Collection entries:
»»

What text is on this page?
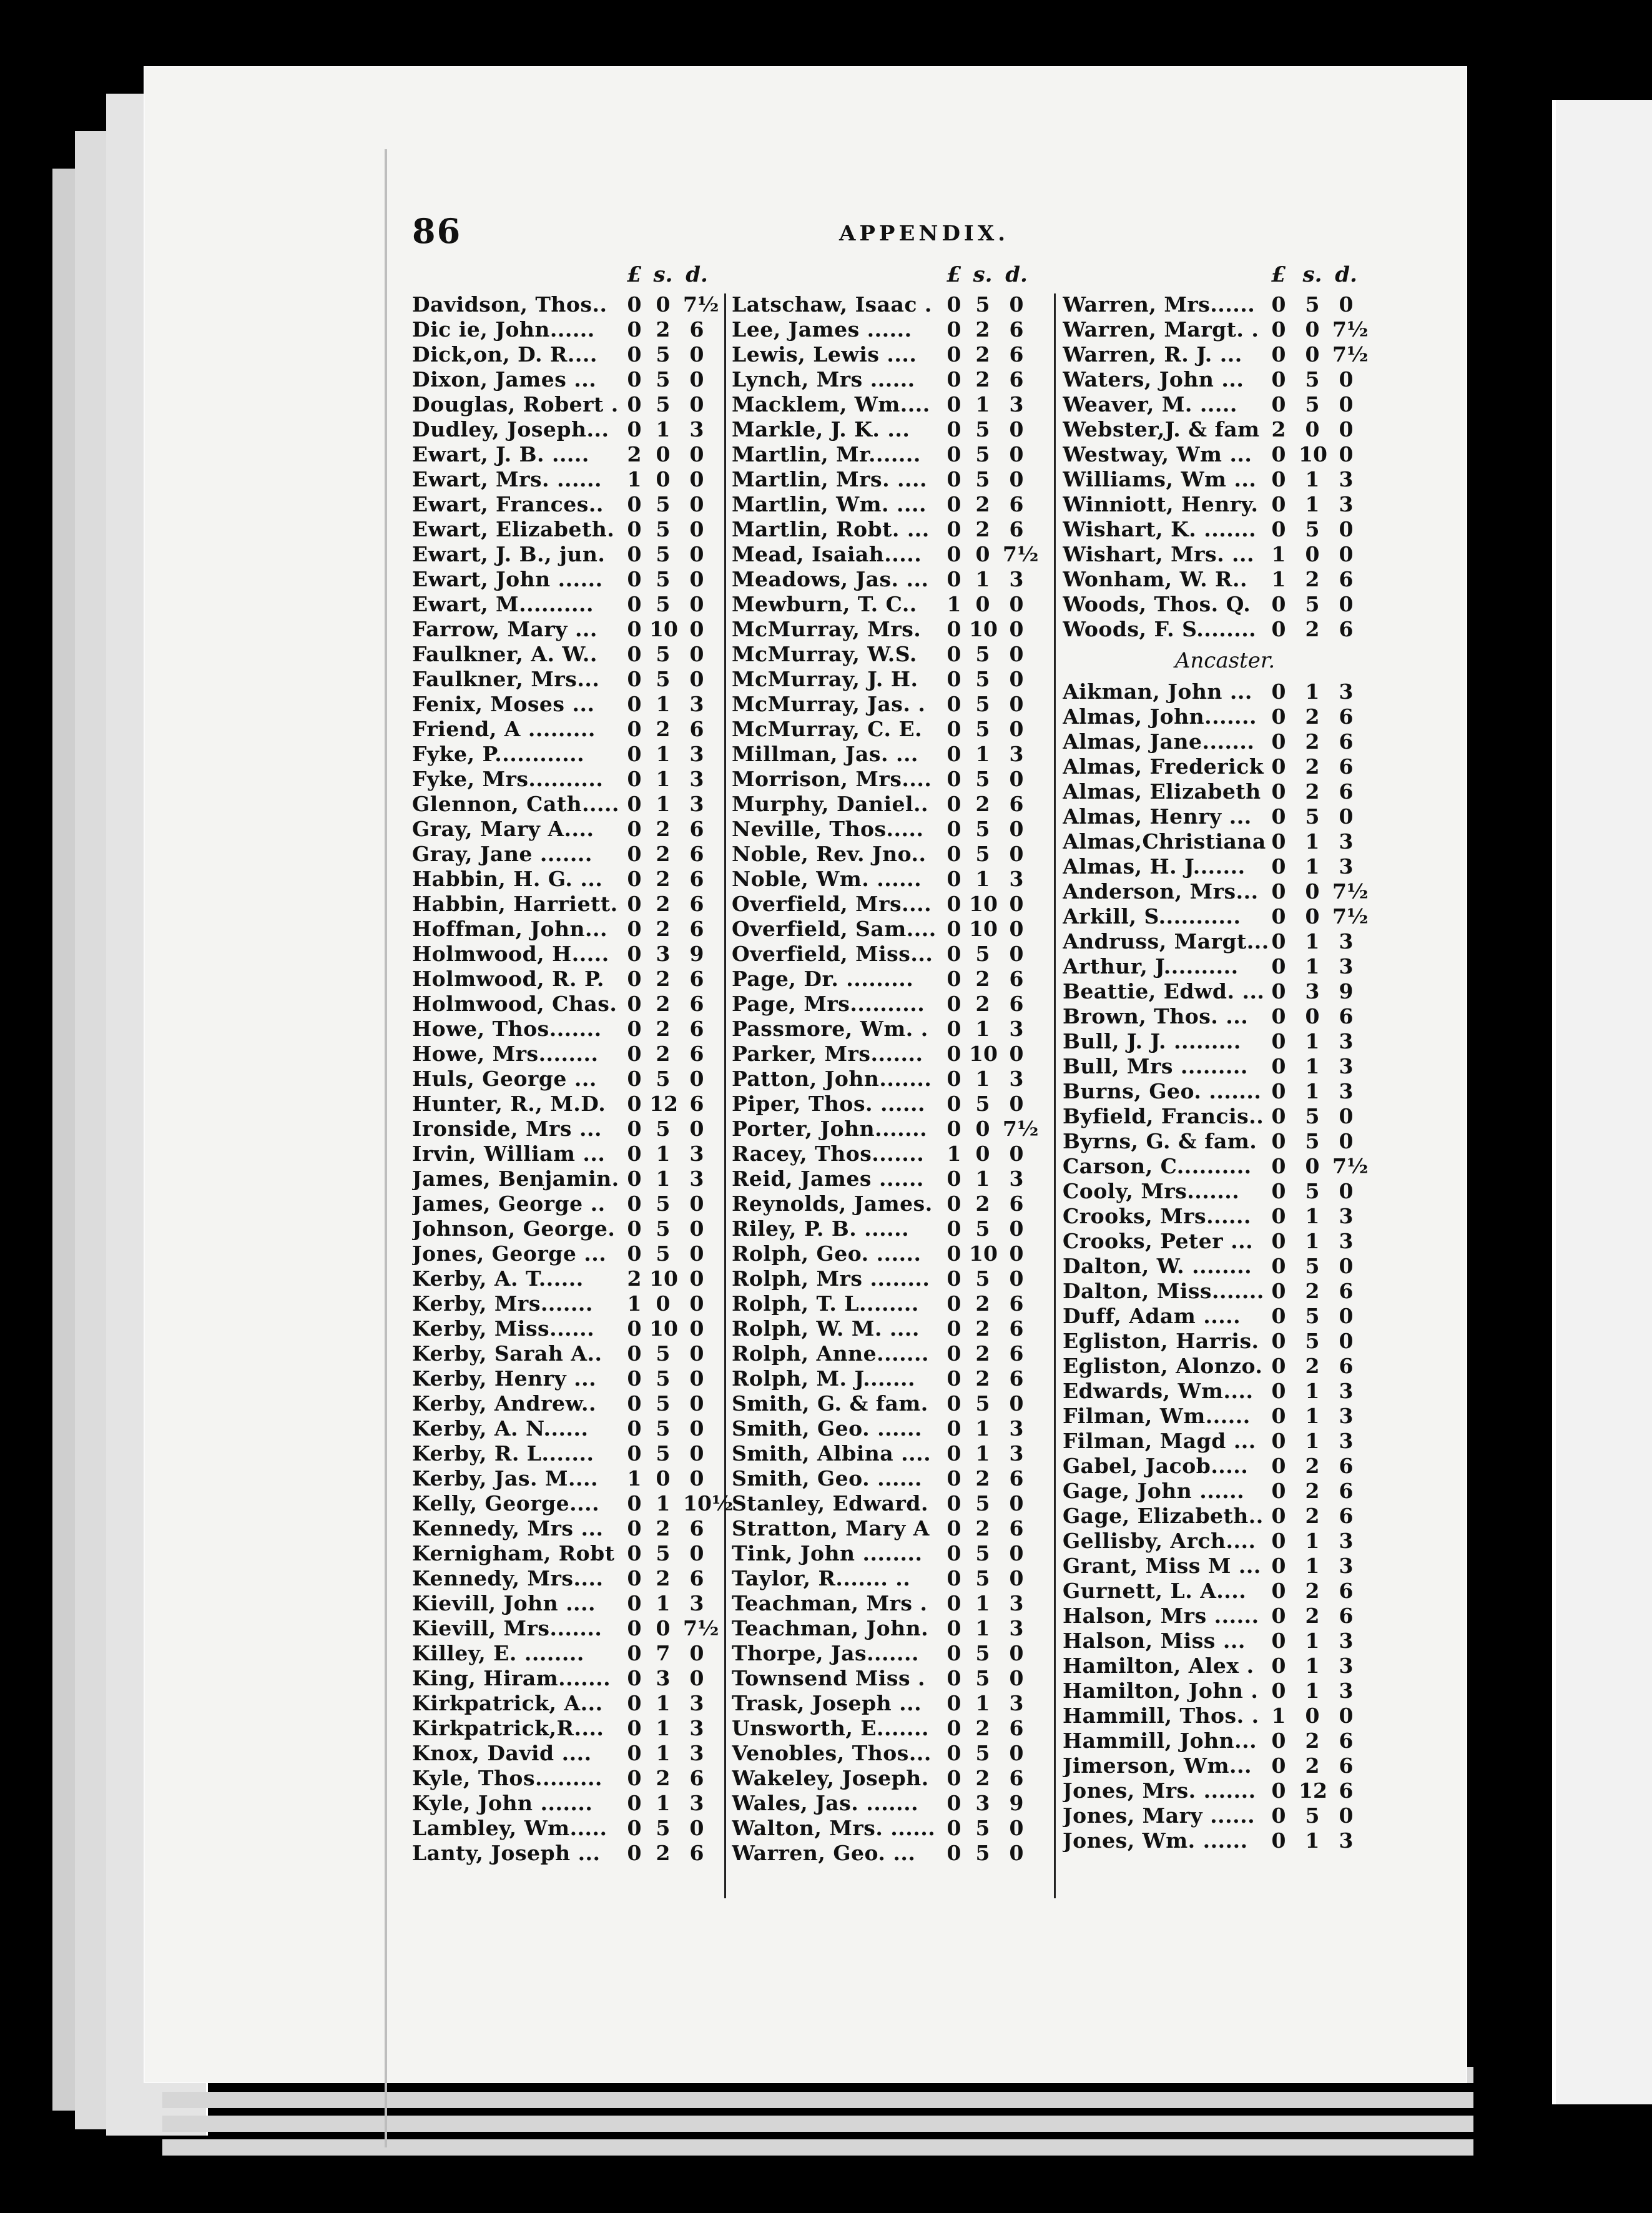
86	APPENDIX.
£ s. d.
Davidson, Thos.. 0 0 7½
Dic ie, John......	0 2 6
Dick,on, D. R....	0 5 0
Dixon, James ...	0 5 0
Douglas, Robert . 0 5 0
Dudley, Joseph... 0 1 3
Ewart, J. B. .....	2 0 0
Ewart, Mrs. ......	1 0 0
Ewart, Frances..	0 5 0
Ewart, Elizabeth. 0 5 0
Ewart, J. B., jun.	0 5 0
Ewart, John ......	0 5 0
Ewart, M..........	0 5 0
Farrow, Mary ...	0 10 0
Faulkner, A. W..	0 5 0
Faulkner, Mrs...	0 5 0
Fenix, Moses ...	0 1 3
Friend, A .........	0 2 6
Fyke, P............	0 1 3
Fyke, Mrs..........	0 1 3
Glennon, Cath..... 0 1 3
Gray, Mary A....	0 2 6
Gray, Jane .......	0 2 6
Habbin, H. G. ...	0 2 6
Habbin, Harriett. 0 2 6
Hoffman, John... 0 2 6
Holmwood, H..... 0 3 9
Holmwood, R. P.	0 2 6
Holmwood, Chas. 0 2 6
Howe, Thos.......	0 2 6
Howe, Mrs........	0 2 6
Huls, George ...	0 5 0
Hunter, R., M.D.	0 12 6
Ironside, Mrs ...	0 5 0
Irvin, William ...	0 1 3
James, Benjamin. 0 1 3
James, George ..	0 5 0
Johnson, George. 0 5 0
Jones, George ...	0 5 0
Kerby, A. T......	2 10 0
Kerby, Mrs.......	1 0 0
Kerby, Miss......	0 10 0
Kerby, Sarah A..	0 5 0
Kerby, Henry ...	0 5 0
Kerby, Andrew..	0 5 0
Kerby, A. N......	0 5 0
Kerby, R. L.......	0 5 0
Kerby, Jas. M....	1 0 0
Kelly, George....	0 1 10½
Kennedy, Mrs ...	0 2 6
Kernigham, Robt 0 5 0
Kennedy, Mrs....	0 2 6
Kievill, John ....	0 1 3
Kievill, Mrs.......	0 0 7½
Killey, E. ........	0 7 0
King, Hiram....... 0 3 0
Kirkpatrick, A...	0 1 3
Kirkpatrick,R....	0 1 3
Knox, David ....	0 1 3
Kyle, Thos.........	0 2 6
Kyle, John .......	0 1 3
Lambley, Wm..... 0 5 0
Lanty, Joseph ...	0 2 6
£ s. d.
Latschaw, Isaac . 0 5 0
Lee, James ......	0 2 6
Lewis, Lewis ....	0 2 6
Lynch, Mrs ......	0 2 6
Macklem, Wm.... 0 1 3
Markle, J. K. ...	0 5 0
Martlin, Mr.......	0 5 0
Martlin, Mrs. .... 0 5 0
Martlin, Wm. .... 0 2 6
Martlin, Robt. ... 0 2 6
Mead, Isaiah.....	0 0 7½
Meadows, Jas. ... 0 1 3
Mewburn, T. C..	1 0 0
McMurray, Mrs.	0 10 0
McMurray, W.S.	0 5 0
McMurray, J. H.	0 5 0
McMurray, Jas. .	0 5 0
McMurray, C. E.	0 5 0
Millman, Jas. ...	0 1 3
Morrison, Mrs.... 0 5 0
Murphy, Daniel.. 0 2 6
Neville, Thos.....	0 5 0
Noble, Rev. Jno.. 0 5 0
Noble, Wm. ......	0 1 3
Overfield, Mrs.... 0 10 0
Overfield, Sam.... 0 10 0
Overfield, Miss... 0 5 0
Page, Dr. .........	0 2 6
Page, Mrs..........	0 2 6
Passmore, Wm. . 0 1 3
Parker, Mrs.......	0 10 0
Patton, John....... 0 1 3
Piper, Thos. ......	0 5 0
Porter, John....... 0 0 7½
Racey, Thos.......	1 0 0
Reid, James ......	0 1 3
Reynolds, James. 0 2 6
Riley, P. B. ......	0 5 0
Rolph, Geo. ......	0 10 0
Rolph, Mrs ........ 0 5 0
Rolph, T. L........	0 2 6
Rolph, W. M. ....	0 2 6
Rolph, Anne....... 0 2 6
Rolph, M. J.......	0 2 6
Smith, G. & fam. 0 5 0
Smith, Geo. ......	0 1 3
Smith, Albina .... 0 1 3
Smith, Geo. ......	0 2 6
Stanley, Edward. 0 5 0
Stratton, Mary A 0 2 6
Tink, John ........	0 5 0
Taylor, R....... ..	0 5 0
Teachman, Mrs . 0 1 3
Teachman, John. 0 1 3
Thorpe, Jas.......	0 5 0
Townsend Miss .	0 5 0
Trask, Joseph ...	0 1 3
Unsworth, E....... 0 2 6
Venobles, Thos... 0 5 0
Wakeley, Joseph. 0 2 6
Wales, Jas. .......	0 3 9
Walton, Mrs. ...... 0 5 0
Warren, Geo. ...	0 5 0
£ s. d.
Warren, Mrs...... 0 5 0
Warren, Margt. . 0 0 7½
Warren, R. J. ...	0 0 7½
Waters, John ...	0 5 0
Weaver, M. .....	0 5 0
Webster,J. & fam 2 0 0
Westway, Wm ... 0 10 0
Williams, Wm ... 0 1 3
Winniott, Henry. 0 1 3
Wishart, K. ....... 0 5 0
Wishart, Mrs. ... 1 0 0
Wonham, W. R..	1 2 6
Woods, Thos. Q.	0 5 0
Woods, F. S........ 0 2 6
Ancaster.
Aikman, John ... 0 1 3
Almas, John....... 0 2 6
Almas, Jane....... 0 2 6
Almas, Frederick 0 2 6
Almas, Elizabeth 0 2 6
Almas, Henry ... 0 5 0
Almas,Christiana 0 1 3
Almas, H. J.......	0 1 3
Anderson, Mrs... 0 0 7½
Arkill, S...........	0 0 7½
Andruss, Margt... 0 1 3
Arthur, J..........	0 1 3
Beattie, Edwd. ... 0 3 9
Brown, Thos. ...	0 0 6
Bull, J. J. .........	0 1 3
Bull, Mrs .........	0 1 3
Burns, Geo. ....... 0 1 3
Byfield, Francis.. 0 5 0
Byrns, G. & fam. 0 5 0
Carson, C.......... 0 0 7½
Cooly, Mrs.......	0 5 0
Crooks, Mrs...... 0 1 3
Crooks, Peter ... 0 1 3
Dalton, W. ........ 0 5 0
Dalton, Miss....... 0 2 6
Duff, Adam .....	0 5 0
Egliston, Harris. 0 5 0
Egliston, Alonzo. 0 2 6
Edwards, Wm.... 0 1 3
Filman, Wm......	0 1 3
Filman, Magd ... 0 1 3
Gabel, Jacob.....	0 2 6
Gage, John ......	0 2 6
Gage, Elizabeth.. 0 2 6
Gellisby, Arch.... 0 1 3
Grant, Miss M ... 0 1 3
Gurnett, L. A....	0 2 6
Halson, Mrs ...... 0 2 6
Halson, Miss ...	0 1 3
Hamilton, Alex . 0 1 3
Hamilton, John . 0 1 3
Hammill, Thos. . 1 0 0
Hammill, John... 0 2 6
Jimerson, Wm... 0 2 6
Jones, Mrs. ....... 0 12 6
Jones, Mary ...... 0 5 0
Jones, Wm. ......	0 1 3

««

WHAT IS BEING ASKED: The material above must be printed exactly, with its pictures left out.

SOLUTION FOR THIS EXERCISE:
What text is on this page?
86	APPENDIX.
£ s. d.
Davidson, Thos.. 0 0 7½
Dic ie, John......	0 2 6
Dick,on, D. R....	0 5 0
Dixon, James ...	0 5 0
Douglas, Robert . 0 5 0
Dudley, Joseph... 0 1 3
Ewart, J. B. .....	2 0 0
Ewart, Mrs. ......	1 0 0
Ewart, Frances..	0 5 0
Ewart, Elizabeth. 0 5 0
Ewart, J. B., jun.	0 5 0
Ewart, John ......	0 5 0
Ewart, M..........	0 5 0
Farrow, Mary ...	0 10 0
Faulkner, A. W..	0 5 0
Faulkner, Mrs...	0 5 0
Fenix, Moses ...	0 1 3
Friend, A .........	0 2 6
Fyke, P............	0 1 3
Fyke, Mrs..........	0 1 3
Glennon, Cath..... 0 1 3
Gray, Mary A....	0 2 6
Gray, Jane .......	0 2 6
Habbin, H. G. ...	0 2 6
Habbin, Harriett. 0 2 6
Hoffman, John... 0 2 6
Holmwood, H..... 0 3 9
Holmwood, R. P.	0 2 6
Holmwood, Chas. 0 2 6
Howe, Thos.......	0 2 6
Howe, Mrs........	0 2 6
Huls, George ...	0 5 0
Hunter, R., M.D.	0 12 6
Ironside, Mrs ...	0 5 0
Irvin, William ...	0 1 3
James, Benjamin. 0 1 3
James, George ..	0 5 0
Johnson, George. 0 5 0
Jones, George ...	0 5 0
Kerby, A. T......	2 10 0
Kerby, Mrs.......	1 0 0
Kerby, Miss......	0 10 0
Kerby, Sarah A..	0 5 0
Kerby, Henry ...	0 5 0
Kerby, Andrew..	0 5 0
Kerby, A. N......	0 5 0
Kerby, R. L.......	0 5 0
Kerby, Jas. M....	1 0 0
Kelly, George....	0 1 10½
Kennedy, Mrs ...	0 2 6
Kernigham, Robt 0 5 0
Kennedy, Mrs....	0 2 6
Kievill, John ....	0 1 3
Kievill, Mrs.......	0 0 7½
Killey, E. ........	0 7 0
King, Hiram....... 0 3 0
Kirkpatrick, A...	0 1 3
Kirkpatrick,R....	0 1 3
Knox, David ....	0 1 3
Kyle, Thos.........	0 2 6
Kyle, John .......	0 1 3
Lambley, Wm..... 0 5 0
Lanty, Joseph ...	0 2 6
£ s. d.
Latschaw, Isaac . 0 5 0
Lee, James ......	0 2 6
Lewis, Lewis ....	0 2 6
Lynch, Mrs ......	0 2 6
Macklem, Wm.... 0 1 3
Markle, J. K. ...	0 5 0
Martlin, Mr.......	0 5 0
Martlin, Mrs. .... 0 5 0
Martlin, Wm. .... 0 2 6
Martlin, Robt. ... 0 2 6
Mead, Isaiah.....	0 0 7½
Meadows, Jas. ... 0 1 3
Mewburn, T. C..	1 0 0
McMurray, Mrs.	0 10 0
McMurray, W.S.	0 5 0
McMurray, J. H.	0 5 0
McMurray, Jas. .	0 5 0
McMurray, C. E.	0 5 0
Millman, Jas. ...	0 1 3
Morrison, Mrs.... 0 5 0
Murphy, Daniel.. 0 2 6
Neville, Thos.....	0 5 0
Noble, Rev. Jno.. 0 5 0
Noble, Wm. ......	0 1 3
Overfield, Mrs.... 0 10 0
Overfield, Sam.... 0 10 0
Overfield, Miss... 0 5 0
Page, Dr. .........	0 2 6
Page, Mrs..........	0 2 6
Passmore, Wm. . 0 1 3
Parker, Mrs.......	0 10 0
Patton, John....... 0 1 3
Piper, Thos. ......	0 5 0
Porter, John....... 0 0 7½
Racey, Thos.......	1 0 0
Reid, James ......	0 1 3
Reynolds, James. 0 2 6
Riley, P. B. ......	0 5 0
Rolph, Geo. ......	0 10 0
Rolph, Mrs ........ 0 5 0
Rolph, T. L........	0 2 6
Rolph, W. M. ....	0 2 6
Rolph, Anne....... 0 2 6
Rolph, M. J.......	0 2 6
Smith, G. & fam. 0 5 0
Smith, Geo. ......	0 1 3
Smith, Albina .... 0 1 3
Smith, Geo. ......	0 2 6
Stanley, Edward. 0 5 0
Stratton, Mary A 0 2 6
Tink, John ........	0 5 0
Taylor, R....... ..	0 5 0
Teachman, Mrs . 0 1 3
Teachman, John. 0 1 3
Thorpe, Jas.......	0 5 0
Townsend Miss .	0 5 0
Trask, Joseph ...	0 1 3
Unsworth, E....... 0 2 6
Venobles, Thos... 0 5 0
Wakeley, Joseph. 0 2 6
Wales, Jas. .......	0 3 9
Walton, Mrs. ...... 0 5 0
Warren, Geo. ...	0 5 0
£ s. d.
Warren, Mrs...... 0 5 0
Warren, Margt. . 0 0 7½
Warren, R. J. ...	0 0 7½
Waters, John ...	0 5 0
Weaver, M. .....	0 5 0
Webster,J. & fam 2 0 0
Westway, Wm ... 0 10 0
Williams, Wm ... 0 1 3
Winniott, Henry. 0 1 3
Wishart, K. ....... 0 5 0
Wishart, Mrs. ... 1 0 0
Wonham, W. R..	1 2 6
Woods, Thos. Q.	0 5 0
Woods, F. S........ 0 2 6
Ancaster.
Aikman, John ... 0 1 3
Almas, John....... 0 2 6
Almas, Jane....... 0 2 6
Almas, Frederick 0 2 6
Almas, Elizabeth 0 2 6
Almas, Henry ... 0 5 0
Almas,Christiana 0 1 3
Almas, H. J.......	0 1 3
Anderson, Mrs... 0 0 7½
Arkill, S...........	0 0 7½
Andruss, Margt... 0 1 3
Arthur, J..........	0 1 3
Beattie, Edwd. ... 0 3 9
Brown, Thos. ...	0 0 6
Bull, J. J. .........	0 1 3
Bull, Mrs .........	0 1 3
Burns, Geo. ....... 0 1 3
Byfield, Francis.. 0 5 0
Byrns, G. & fam. 0 5 0
Carson, C.......... 0 0 7½
Cooly, Mrs.......	0 5 0
Crooks, Mrs...... 0 1 3
Crooks, Peter ... 0 1 3
Dalton, W. ........ 0 5 0
Dalton, Miss....... 0 2 6
Duff, Adam .....	0 5 0
Egliston, Harris. 0 5 0
Egliston, Alonzo. 0 2 6
Edwards, Wm.... 0 1 3
Filman, Wm......	0 1 3
Filman, Magd ... 0 1 3
Gabel, Jacob.....	0 2 6
Gage, John ......	0 2 6
Gage, Elizabeth.. 0 2 6
Gellisby, Arch.... 0 1 3
Grant, Miss M ... 0 1 3
Gurnett, L. A....	0 2 6
Halson, Mrs ...... 0 2 6
Halson, Miss ...	0 1 3
Hamilton, Alex . 0 1 3
Hamilton, John . 0 1 3
Hammill, Thos. . 1 0 0
Hammill, John... 0 2 6
Jimerson, Wm... 0 2 6
Jones, Mrs. ....... 0 12 6
Jones, Mary ...... 0 5 0
Jones, Wm. ......	0 1 3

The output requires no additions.